### Textauszug
━━━━━━━━
# Auf Abo reingefallen!



## Nightwish08 (19 Januar 2010)

Was für ein Schlamassel. Ihr kennt vielleicht diese Paidmailergeschichten, Klick die Mail an, klick auf den Link und nimm an der Aktion teil (in diesem Fall PC-Welt). Dies hab ich blöderweise gemacht, aber mit falscher Adresse, da ich die Hefte gar nicht haben möchte und auch sonst keine nervige Post von denen habe wollte. Ich dacht das wäre ja nicht so schlimm. Wenn sie herausfinden das das Paket nicht zugestellt werden kann brechen sie die ganze Sache vielleicht ab. Nun ist es aber anders gelaufen. Ich bin auf eine Abofalle von PC-Welt hereingefallen. Jedenfalls denke ich das es eine Falle war. 3 Hefte sollten gratis geliefert werden.  So wie es aussieht scheint das der Beginn eines Abos zu sein wenn man nicht rechtzeitig kündigt. Hab ich natürlich nicht gemacht, da ich nie ein Heft bekommen habe.
Nun habe ich einen Brief bekommen von Prodefacto (eine Inkassogesellschaft). Da steht ich soll den Betrag auf ihr Konto überweisen damit gerichtliche Schritte vermieden werden können. 
Auch die Adresse macht mich unsicher 

Prodefacto Forderungsmanagement GmbH
Mahnabteilung
Am Landgericht 2
49074 Osnabrück

Wie seht ihr das? Denkt ihr das ich im Recht bin und wie verläuft die ganze Sache jetzt weiter?


----------



## peter999 (19 Januar 2010)

*AW: Auf Abo reingefallen!*

Bist Du Dir sicher, dass Du keine Probe-Hefte wolltest? Das ganze liest sich irgenwie komisch!


----------



## Antiscammer (19 Januar 2010)

*AW: Auf Abo reingefallen!*



Nightwish08 schrieb:


> Wie seht ihr das? Denkt ihr das ich im Recht bin und wie verläuft die ganze Sache jetzt weiter?



Das wissen wir nicht, weil wir die Seite, wo auch immer Du Dich da angemeldet hast, nicht kennen.
━━━━━━━━
### Datensätze

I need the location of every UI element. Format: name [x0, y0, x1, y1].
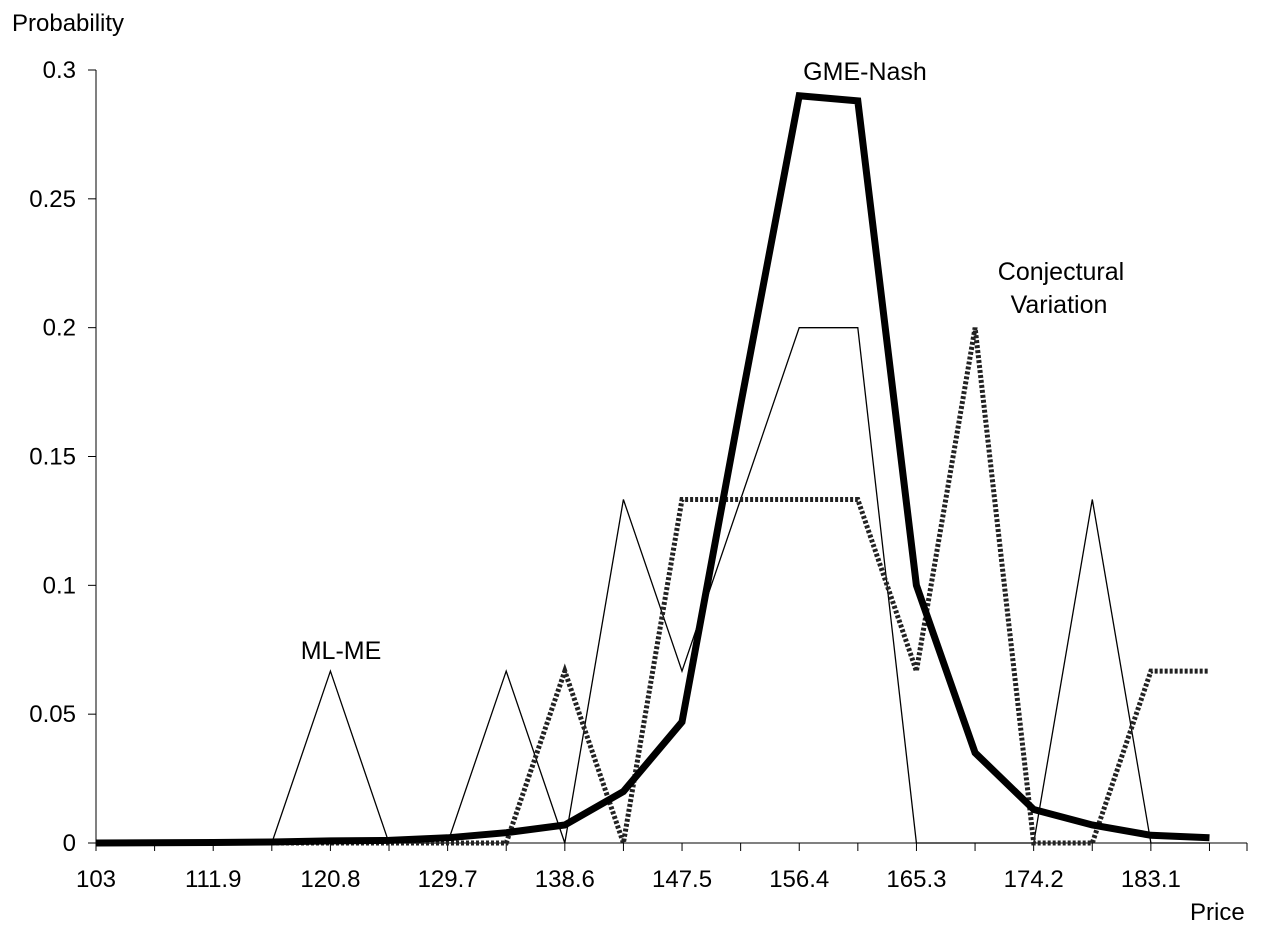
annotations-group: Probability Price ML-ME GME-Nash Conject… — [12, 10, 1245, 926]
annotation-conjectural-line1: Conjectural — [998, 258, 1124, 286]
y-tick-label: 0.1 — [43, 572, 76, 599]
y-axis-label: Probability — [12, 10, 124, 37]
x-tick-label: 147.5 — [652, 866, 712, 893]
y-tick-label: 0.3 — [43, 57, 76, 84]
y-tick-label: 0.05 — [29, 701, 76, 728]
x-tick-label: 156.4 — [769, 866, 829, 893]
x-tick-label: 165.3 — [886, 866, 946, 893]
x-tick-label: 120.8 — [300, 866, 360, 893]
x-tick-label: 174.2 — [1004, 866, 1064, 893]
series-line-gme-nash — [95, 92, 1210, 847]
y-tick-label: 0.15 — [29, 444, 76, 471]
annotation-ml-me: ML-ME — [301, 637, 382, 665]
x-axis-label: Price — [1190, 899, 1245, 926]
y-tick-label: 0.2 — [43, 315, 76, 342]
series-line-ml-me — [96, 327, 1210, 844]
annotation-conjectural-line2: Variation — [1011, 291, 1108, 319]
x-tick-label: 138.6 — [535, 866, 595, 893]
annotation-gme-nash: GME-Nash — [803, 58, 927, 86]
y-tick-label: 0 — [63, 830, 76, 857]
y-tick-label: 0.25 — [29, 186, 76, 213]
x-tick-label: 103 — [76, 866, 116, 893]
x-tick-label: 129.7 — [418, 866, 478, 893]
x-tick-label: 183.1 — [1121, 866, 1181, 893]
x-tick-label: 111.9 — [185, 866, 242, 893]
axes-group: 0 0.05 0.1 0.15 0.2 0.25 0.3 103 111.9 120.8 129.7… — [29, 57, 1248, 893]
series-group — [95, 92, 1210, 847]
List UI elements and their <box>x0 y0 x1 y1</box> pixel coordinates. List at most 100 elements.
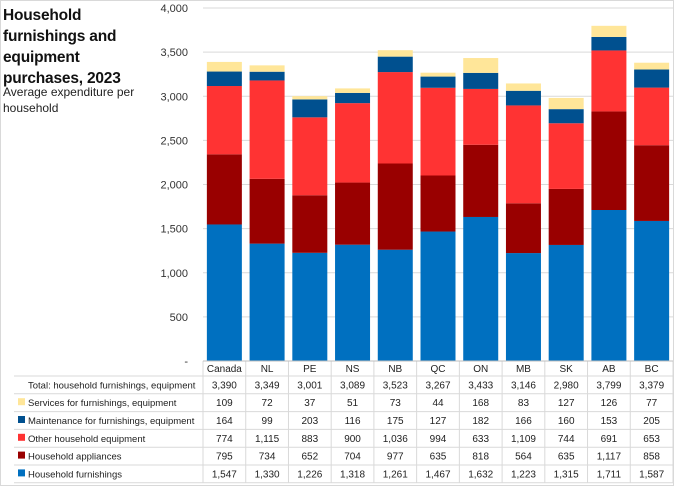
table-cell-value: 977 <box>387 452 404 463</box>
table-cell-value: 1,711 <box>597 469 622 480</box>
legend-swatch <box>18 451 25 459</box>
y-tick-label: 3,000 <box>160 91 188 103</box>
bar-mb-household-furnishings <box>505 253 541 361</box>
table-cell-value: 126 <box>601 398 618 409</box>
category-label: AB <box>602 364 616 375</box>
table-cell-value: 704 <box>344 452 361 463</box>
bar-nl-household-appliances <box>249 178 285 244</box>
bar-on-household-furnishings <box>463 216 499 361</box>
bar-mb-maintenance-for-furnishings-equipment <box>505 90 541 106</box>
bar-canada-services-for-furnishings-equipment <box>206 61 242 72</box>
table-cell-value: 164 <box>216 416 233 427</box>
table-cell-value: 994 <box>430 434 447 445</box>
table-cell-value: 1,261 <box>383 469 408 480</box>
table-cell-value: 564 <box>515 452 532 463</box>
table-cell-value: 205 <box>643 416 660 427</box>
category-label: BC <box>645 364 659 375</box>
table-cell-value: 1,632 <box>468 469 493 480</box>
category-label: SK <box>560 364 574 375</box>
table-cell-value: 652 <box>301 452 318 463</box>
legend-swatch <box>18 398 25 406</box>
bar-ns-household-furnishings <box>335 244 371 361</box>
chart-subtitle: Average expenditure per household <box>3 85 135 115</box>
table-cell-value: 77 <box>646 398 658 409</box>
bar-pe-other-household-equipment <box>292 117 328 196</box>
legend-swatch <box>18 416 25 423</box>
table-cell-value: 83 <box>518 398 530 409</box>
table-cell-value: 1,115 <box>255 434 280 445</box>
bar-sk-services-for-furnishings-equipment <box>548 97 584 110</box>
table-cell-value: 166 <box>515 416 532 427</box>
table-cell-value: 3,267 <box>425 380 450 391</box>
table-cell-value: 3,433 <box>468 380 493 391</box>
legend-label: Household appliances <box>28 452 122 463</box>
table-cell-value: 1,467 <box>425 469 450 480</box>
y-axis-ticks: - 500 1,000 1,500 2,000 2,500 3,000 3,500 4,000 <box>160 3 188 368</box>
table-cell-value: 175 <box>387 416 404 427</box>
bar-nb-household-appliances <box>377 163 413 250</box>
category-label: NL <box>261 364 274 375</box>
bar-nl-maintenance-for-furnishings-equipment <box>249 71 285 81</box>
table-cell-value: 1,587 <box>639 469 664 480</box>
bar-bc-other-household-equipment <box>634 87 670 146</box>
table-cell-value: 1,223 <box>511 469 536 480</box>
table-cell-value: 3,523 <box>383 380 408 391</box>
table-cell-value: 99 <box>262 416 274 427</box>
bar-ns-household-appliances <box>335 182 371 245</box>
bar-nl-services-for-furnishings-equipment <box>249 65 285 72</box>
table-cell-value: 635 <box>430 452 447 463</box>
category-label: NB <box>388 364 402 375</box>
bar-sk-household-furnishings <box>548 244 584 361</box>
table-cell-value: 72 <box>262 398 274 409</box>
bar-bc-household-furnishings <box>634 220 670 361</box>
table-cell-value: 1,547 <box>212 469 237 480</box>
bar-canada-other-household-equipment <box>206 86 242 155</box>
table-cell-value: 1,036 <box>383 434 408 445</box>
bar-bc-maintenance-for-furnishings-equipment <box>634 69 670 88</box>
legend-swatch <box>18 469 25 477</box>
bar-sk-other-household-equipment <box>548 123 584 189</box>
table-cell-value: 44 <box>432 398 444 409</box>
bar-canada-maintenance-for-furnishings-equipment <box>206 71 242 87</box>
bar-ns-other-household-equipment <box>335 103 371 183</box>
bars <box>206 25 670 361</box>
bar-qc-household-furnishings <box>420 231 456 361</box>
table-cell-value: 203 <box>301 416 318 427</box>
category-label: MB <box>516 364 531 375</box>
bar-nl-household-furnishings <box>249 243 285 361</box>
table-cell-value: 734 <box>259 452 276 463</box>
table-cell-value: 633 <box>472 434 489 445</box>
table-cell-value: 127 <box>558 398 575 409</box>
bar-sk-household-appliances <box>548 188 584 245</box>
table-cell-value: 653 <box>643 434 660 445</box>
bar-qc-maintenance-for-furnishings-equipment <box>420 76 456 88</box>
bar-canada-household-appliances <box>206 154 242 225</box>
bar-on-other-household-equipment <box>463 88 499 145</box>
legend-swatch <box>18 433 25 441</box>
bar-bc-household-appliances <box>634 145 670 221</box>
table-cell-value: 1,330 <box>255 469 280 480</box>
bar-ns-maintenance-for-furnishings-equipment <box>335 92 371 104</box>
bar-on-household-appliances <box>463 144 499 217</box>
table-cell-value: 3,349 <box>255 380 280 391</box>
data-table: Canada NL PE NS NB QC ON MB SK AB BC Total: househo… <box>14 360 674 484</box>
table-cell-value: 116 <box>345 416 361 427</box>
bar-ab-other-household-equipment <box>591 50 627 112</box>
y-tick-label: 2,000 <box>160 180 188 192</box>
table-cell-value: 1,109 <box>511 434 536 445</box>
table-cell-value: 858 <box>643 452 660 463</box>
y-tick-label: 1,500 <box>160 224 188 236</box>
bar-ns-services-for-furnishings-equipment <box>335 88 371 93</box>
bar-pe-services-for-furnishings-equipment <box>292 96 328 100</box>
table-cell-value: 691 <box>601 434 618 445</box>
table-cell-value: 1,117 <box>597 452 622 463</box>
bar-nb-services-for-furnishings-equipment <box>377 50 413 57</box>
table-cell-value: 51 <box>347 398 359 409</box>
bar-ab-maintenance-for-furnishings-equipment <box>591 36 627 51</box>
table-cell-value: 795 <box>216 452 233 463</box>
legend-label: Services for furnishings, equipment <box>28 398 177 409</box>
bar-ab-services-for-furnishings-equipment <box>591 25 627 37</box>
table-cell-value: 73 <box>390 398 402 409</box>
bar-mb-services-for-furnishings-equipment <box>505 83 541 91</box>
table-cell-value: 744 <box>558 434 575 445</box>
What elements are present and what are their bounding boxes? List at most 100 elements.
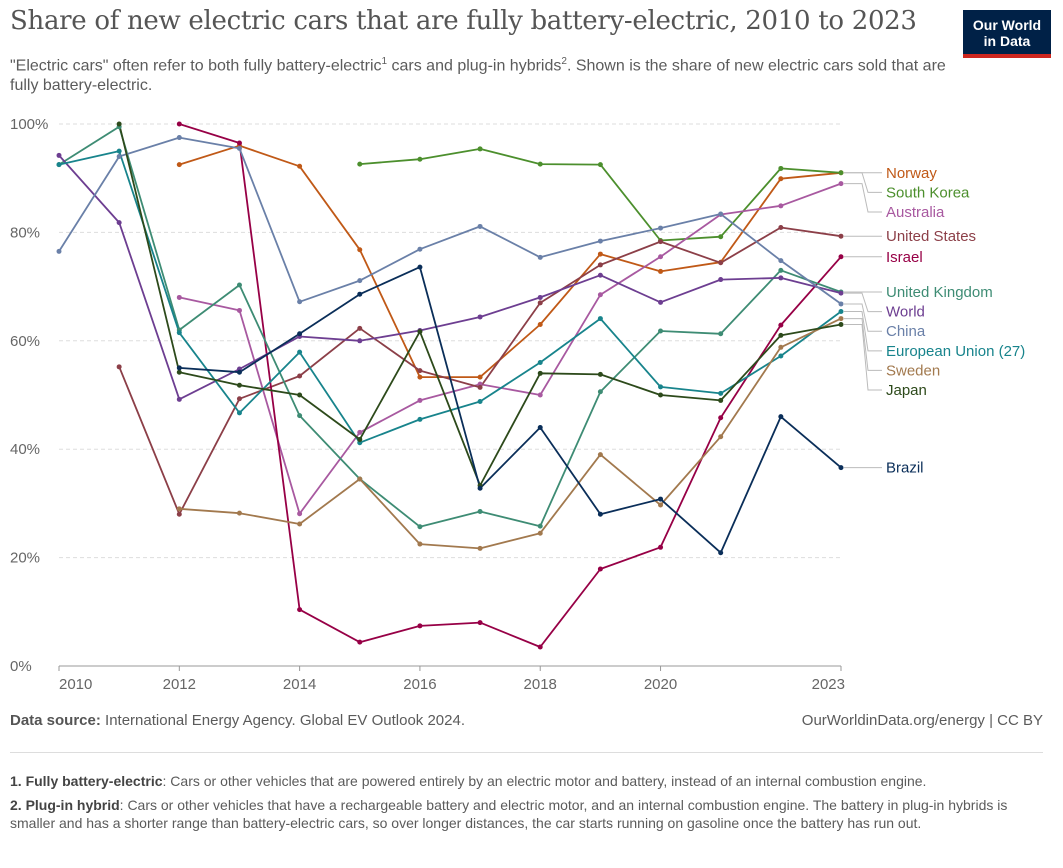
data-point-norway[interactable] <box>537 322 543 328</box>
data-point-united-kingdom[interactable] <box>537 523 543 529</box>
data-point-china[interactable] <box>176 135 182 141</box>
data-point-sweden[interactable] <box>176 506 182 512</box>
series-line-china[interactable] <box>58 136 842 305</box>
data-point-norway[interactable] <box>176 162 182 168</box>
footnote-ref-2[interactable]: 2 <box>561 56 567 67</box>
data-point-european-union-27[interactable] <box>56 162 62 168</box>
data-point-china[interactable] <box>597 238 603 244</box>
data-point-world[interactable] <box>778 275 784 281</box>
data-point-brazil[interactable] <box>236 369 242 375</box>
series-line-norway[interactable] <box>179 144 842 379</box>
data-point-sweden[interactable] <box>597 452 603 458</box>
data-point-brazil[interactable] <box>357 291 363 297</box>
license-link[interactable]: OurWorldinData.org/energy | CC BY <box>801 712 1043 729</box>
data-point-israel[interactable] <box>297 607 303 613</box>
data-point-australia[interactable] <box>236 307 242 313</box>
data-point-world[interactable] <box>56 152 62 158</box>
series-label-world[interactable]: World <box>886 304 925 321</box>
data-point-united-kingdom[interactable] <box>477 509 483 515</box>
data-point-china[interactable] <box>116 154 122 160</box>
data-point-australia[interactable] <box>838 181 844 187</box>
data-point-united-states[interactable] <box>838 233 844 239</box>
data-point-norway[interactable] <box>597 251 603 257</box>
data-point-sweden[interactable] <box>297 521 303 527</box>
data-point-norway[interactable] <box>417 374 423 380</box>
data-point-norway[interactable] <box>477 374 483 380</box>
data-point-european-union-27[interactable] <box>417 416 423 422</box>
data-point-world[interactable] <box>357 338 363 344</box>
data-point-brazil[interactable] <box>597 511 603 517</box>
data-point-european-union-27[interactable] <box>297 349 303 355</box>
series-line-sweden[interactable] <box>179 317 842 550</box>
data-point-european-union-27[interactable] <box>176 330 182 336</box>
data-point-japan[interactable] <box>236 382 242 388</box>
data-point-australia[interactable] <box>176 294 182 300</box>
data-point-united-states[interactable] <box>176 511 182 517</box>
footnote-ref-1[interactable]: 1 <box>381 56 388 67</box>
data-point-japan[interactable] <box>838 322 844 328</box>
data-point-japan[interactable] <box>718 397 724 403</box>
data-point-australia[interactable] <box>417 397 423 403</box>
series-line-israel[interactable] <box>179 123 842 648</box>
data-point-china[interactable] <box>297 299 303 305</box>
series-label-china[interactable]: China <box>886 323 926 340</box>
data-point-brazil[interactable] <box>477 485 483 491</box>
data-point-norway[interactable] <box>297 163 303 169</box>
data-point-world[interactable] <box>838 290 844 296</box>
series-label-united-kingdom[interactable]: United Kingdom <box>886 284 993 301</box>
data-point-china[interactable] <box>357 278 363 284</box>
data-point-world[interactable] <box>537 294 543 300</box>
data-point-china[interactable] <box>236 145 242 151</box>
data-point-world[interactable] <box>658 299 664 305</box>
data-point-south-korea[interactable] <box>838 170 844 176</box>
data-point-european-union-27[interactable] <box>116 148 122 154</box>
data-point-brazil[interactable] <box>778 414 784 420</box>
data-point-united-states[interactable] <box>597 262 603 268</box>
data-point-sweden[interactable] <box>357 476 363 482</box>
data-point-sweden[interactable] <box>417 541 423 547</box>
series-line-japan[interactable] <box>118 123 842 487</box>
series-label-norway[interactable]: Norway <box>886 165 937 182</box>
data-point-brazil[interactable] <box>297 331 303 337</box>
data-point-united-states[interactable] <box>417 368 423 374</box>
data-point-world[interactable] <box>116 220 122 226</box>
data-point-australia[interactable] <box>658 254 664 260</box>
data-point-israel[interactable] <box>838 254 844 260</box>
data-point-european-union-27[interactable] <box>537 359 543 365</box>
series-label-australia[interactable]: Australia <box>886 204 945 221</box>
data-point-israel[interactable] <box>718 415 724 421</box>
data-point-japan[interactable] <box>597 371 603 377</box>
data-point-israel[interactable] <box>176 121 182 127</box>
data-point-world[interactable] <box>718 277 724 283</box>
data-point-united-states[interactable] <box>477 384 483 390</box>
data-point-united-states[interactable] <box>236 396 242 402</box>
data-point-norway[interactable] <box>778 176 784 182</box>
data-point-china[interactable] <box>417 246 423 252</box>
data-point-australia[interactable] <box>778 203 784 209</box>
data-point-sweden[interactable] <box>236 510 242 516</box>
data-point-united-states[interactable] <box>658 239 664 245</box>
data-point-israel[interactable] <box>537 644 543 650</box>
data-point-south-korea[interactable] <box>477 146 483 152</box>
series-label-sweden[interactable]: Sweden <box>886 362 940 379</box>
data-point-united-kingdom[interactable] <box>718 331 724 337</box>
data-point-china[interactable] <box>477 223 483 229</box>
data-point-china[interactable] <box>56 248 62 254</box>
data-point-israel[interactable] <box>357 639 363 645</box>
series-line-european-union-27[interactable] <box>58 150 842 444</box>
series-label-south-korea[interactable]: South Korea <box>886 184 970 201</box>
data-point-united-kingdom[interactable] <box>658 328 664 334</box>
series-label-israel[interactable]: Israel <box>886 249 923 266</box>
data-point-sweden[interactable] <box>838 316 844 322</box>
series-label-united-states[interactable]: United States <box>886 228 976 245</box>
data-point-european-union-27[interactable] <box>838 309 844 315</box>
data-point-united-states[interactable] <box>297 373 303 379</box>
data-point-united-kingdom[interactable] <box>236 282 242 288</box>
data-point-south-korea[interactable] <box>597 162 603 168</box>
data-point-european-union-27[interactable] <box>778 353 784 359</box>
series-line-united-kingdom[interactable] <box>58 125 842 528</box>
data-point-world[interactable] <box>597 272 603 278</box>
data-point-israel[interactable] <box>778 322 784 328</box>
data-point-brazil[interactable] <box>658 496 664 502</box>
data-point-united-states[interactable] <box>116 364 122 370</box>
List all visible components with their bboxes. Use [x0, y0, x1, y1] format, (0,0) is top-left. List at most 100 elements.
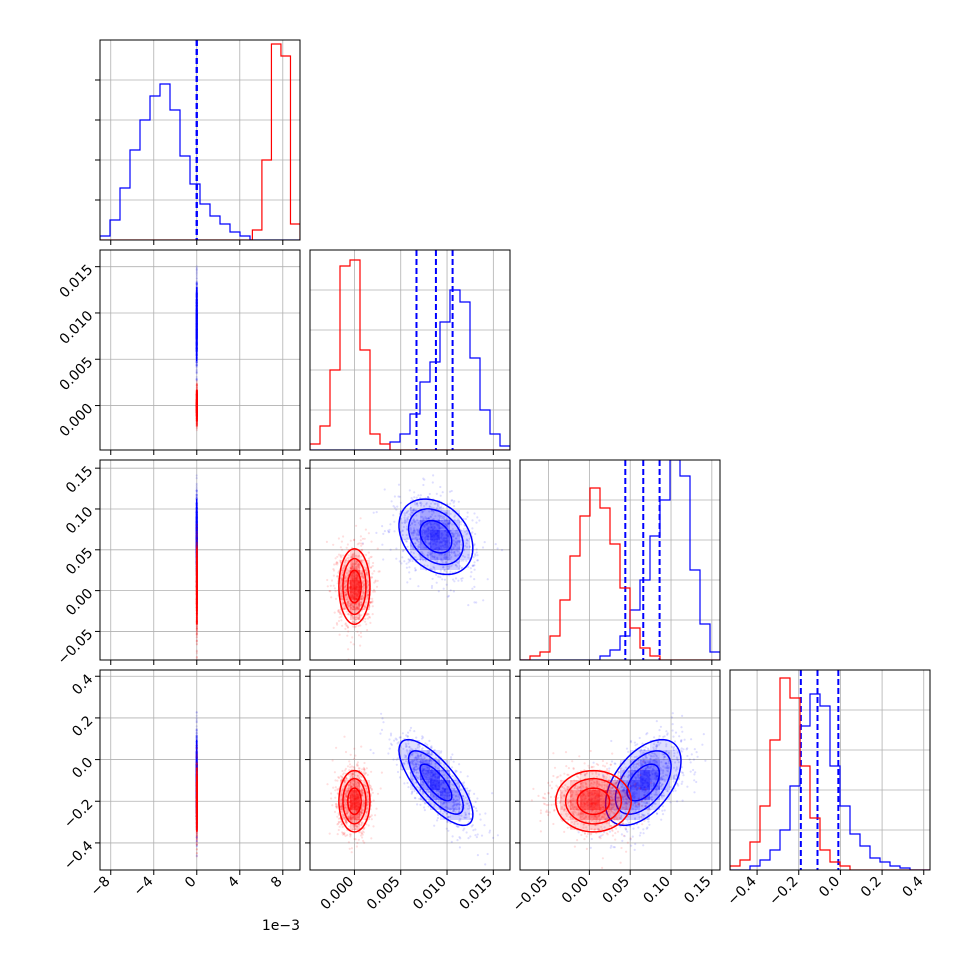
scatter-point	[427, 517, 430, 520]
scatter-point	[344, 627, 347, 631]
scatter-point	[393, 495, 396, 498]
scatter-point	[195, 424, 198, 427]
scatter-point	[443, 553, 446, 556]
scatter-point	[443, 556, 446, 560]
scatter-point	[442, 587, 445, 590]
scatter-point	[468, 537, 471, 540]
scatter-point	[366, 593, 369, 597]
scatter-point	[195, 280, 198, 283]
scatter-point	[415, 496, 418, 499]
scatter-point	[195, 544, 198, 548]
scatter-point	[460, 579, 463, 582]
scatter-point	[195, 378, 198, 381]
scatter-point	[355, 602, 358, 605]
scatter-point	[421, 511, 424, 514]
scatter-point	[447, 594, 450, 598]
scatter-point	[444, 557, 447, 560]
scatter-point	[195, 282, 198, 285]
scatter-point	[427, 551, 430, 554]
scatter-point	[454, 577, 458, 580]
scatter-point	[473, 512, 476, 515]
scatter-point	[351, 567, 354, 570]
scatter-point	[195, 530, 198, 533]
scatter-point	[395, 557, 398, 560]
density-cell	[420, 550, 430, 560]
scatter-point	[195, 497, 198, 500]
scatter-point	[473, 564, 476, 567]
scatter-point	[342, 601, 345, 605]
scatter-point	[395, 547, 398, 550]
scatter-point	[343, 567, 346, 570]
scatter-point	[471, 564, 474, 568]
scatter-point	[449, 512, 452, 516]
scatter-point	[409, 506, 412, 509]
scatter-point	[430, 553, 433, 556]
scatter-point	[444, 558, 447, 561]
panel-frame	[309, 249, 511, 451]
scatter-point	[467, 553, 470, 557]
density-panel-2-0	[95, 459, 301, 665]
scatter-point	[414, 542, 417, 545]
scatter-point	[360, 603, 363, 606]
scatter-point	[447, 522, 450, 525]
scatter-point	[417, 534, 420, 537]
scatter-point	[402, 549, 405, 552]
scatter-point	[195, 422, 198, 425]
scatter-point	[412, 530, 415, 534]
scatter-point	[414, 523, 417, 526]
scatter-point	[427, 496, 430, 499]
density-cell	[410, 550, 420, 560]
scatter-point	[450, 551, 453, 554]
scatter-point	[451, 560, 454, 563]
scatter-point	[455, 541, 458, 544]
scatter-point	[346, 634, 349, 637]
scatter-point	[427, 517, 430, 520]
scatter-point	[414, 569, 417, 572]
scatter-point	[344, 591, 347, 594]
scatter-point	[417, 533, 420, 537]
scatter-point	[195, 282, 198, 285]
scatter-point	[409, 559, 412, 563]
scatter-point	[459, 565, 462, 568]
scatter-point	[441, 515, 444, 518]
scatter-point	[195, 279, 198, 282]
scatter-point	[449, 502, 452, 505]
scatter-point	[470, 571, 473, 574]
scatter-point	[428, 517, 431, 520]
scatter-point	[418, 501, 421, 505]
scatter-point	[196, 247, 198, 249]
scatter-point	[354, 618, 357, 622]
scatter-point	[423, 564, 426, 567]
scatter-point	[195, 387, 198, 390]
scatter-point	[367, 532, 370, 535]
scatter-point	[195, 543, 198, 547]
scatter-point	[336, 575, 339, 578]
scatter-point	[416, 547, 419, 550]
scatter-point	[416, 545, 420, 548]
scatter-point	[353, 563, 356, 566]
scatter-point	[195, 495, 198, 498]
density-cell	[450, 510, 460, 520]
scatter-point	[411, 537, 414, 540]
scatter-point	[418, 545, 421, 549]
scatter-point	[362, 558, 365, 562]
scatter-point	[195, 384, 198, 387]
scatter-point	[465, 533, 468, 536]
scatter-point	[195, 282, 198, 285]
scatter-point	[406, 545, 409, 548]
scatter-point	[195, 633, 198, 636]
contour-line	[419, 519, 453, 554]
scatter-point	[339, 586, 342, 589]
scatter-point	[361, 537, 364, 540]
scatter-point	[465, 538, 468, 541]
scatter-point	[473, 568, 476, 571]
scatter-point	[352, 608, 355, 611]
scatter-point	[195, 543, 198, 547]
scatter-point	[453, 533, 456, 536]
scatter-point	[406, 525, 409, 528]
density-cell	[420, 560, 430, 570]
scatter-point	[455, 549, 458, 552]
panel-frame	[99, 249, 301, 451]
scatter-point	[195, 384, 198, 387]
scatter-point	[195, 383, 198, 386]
━━━━━━━━
### Zu erledigende Aufgaben
[1] Übersetze den Satz „Nun habe ich einen Brief bekommen von Prodefacto (eine Inkassogesellschaft).“ aus dem Forumsthread über die Abofalle ins Englische.
[2] Bearbeite im Forumsthread über die Abofalle den Abschnitt, der bei den Worten „Nun habe ich“ beginnt und nach „vermieden werden können.“ endet, und setze dabei „Bankkonto“ an die Stelle von „Konto“.

### Gelöste Aufgaben
[1] Now I have received a letter from Prodefacto (a debt collection company).

[2]
Nun habe ich einen Brief bekommen von Prodefacto (eine Inkassogesellschaft). Da steht ich soll den Betrag auf ihr Bankkonto überweisen damit gerichtliche Schritte vermieden werden können.